GIVEN INSTRUCTION
Whenever a line below holds the word "JSON", copy that line.

DATASET ENTRIES

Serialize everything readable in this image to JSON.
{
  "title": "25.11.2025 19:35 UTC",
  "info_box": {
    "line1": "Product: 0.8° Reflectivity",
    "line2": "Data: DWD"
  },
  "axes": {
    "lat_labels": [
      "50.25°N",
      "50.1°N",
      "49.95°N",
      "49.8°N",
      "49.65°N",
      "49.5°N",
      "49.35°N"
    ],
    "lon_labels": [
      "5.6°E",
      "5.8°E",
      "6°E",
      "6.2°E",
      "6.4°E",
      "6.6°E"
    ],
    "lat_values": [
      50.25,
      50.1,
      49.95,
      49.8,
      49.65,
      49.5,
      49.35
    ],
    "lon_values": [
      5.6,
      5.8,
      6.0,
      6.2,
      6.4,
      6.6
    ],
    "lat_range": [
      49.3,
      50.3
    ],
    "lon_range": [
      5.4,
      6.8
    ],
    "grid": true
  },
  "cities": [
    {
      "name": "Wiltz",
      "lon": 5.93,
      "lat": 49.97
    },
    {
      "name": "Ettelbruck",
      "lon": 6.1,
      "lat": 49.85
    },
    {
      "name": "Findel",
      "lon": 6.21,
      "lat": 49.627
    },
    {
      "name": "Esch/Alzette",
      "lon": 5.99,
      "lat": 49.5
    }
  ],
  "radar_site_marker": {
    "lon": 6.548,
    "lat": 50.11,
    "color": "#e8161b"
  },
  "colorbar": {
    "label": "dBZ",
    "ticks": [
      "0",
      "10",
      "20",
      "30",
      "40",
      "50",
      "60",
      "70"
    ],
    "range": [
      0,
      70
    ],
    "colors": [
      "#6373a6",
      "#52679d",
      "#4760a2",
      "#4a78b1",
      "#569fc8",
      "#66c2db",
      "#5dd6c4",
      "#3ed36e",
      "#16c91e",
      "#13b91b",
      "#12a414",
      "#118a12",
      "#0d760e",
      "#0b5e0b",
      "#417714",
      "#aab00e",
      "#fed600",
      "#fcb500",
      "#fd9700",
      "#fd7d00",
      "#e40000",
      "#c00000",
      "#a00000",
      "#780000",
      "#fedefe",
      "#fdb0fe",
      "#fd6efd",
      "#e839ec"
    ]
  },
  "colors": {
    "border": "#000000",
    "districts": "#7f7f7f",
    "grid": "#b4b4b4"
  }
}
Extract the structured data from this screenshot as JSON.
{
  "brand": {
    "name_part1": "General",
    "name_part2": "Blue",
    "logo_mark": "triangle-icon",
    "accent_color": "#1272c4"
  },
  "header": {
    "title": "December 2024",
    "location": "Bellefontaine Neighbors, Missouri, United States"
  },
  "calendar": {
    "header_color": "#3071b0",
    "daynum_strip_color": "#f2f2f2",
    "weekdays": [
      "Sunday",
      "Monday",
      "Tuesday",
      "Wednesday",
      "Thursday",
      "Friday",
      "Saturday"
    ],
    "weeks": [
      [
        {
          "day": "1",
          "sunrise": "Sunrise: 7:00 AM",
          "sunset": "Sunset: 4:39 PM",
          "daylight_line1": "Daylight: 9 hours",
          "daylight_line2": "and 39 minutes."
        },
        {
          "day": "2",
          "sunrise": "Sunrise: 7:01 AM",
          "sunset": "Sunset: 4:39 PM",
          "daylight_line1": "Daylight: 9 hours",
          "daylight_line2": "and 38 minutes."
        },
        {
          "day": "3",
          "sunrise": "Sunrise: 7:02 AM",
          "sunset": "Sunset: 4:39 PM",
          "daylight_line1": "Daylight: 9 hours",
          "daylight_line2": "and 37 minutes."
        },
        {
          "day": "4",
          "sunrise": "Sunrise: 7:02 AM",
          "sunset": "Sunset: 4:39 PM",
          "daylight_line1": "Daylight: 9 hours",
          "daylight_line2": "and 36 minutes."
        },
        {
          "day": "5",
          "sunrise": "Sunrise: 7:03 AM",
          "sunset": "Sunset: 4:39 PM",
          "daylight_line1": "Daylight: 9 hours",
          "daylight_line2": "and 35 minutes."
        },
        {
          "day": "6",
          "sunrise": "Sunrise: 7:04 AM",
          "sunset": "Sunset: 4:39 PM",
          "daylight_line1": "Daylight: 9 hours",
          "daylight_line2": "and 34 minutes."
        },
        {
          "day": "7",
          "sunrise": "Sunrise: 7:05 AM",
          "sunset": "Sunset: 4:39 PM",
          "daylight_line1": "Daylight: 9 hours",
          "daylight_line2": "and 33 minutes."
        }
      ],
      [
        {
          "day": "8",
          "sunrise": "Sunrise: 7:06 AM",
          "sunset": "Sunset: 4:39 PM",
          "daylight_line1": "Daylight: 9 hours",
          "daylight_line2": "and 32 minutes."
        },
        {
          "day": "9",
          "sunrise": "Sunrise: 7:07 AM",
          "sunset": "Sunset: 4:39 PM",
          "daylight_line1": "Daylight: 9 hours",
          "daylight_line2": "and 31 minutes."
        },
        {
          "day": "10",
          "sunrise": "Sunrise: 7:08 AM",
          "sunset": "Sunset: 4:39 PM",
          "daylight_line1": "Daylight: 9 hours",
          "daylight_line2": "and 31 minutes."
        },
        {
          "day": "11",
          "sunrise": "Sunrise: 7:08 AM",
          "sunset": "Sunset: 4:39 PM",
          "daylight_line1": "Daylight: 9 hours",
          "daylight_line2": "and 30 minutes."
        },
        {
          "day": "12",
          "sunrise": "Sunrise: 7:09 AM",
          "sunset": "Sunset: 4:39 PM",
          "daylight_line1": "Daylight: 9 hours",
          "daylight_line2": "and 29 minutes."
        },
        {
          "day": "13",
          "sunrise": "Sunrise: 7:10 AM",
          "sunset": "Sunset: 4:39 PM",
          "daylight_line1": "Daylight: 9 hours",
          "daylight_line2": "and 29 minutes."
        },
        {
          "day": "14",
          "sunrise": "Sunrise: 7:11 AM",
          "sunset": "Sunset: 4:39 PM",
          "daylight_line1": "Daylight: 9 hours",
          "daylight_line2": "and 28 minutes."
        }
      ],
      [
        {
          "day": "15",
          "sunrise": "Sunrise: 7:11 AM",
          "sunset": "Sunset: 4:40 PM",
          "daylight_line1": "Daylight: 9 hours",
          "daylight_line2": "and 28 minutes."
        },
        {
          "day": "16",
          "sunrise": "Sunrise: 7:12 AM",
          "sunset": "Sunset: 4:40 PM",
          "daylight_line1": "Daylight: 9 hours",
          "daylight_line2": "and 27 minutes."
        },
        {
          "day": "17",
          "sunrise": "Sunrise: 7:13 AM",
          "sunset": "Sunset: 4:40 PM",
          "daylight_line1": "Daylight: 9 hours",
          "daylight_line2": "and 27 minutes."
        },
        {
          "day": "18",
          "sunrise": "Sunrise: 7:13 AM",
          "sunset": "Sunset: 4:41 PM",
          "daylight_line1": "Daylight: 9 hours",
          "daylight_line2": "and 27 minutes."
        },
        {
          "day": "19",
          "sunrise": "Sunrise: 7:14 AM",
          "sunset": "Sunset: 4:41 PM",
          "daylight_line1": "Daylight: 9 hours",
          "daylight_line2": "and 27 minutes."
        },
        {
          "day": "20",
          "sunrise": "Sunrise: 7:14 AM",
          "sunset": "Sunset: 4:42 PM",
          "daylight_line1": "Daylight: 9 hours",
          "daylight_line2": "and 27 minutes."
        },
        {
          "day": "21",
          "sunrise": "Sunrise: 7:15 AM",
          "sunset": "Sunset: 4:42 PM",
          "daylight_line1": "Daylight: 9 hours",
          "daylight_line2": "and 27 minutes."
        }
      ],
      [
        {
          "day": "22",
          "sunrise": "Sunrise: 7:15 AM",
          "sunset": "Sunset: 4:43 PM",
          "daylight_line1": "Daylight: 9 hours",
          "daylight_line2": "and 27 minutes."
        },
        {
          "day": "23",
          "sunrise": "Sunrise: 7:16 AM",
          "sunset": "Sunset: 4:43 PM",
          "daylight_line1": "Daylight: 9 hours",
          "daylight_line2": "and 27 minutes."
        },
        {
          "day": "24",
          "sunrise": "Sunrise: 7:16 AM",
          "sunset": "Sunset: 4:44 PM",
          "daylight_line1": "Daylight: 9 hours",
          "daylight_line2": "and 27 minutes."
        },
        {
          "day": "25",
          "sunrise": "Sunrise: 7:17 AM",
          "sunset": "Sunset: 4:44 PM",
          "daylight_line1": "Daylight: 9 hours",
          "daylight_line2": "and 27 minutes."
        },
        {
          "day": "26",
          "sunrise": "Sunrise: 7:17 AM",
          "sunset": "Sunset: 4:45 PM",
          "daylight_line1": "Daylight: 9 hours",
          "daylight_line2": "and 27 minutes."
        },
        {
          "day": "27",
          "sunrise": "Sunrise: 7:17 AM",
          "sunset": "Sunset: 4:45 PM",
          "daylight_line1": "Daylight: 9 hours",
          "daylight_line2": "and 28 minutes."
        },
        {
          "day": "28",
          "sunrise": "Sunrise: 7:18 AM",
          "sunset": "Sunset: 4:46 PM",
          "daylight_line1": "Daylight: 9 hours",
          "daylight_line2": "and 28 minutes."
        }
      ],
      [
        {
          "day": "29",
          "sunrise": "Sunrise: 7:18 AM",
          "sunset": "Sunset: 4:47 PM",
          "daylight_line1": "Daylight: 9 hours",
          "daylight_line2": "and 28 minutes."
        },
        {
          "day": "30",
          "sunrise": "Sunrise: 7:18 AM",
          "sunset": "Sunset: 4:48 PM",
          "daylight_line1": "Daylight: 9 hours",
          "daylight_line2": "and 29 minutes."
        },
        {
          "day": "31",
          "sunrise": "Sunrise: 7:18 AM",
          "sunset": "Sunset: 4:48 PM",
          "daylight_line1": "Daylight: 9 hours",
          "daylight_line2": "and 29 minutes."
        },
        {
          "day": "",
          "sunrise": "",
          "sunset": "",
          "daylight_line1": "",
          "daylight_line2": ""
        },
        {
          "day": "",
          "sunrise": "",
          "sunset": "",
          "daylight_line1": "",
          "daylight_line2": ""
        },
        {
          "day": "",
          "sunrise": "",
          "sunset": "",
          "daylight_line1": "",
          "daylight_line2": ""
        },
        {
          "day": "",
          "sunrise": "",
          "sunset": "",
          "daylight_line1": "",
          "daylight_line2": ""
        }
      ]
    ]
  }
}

FINISHED EXERCISE
Serialize everything readable in this image to JSON.
Extract the structured data from this screenshot as JSON.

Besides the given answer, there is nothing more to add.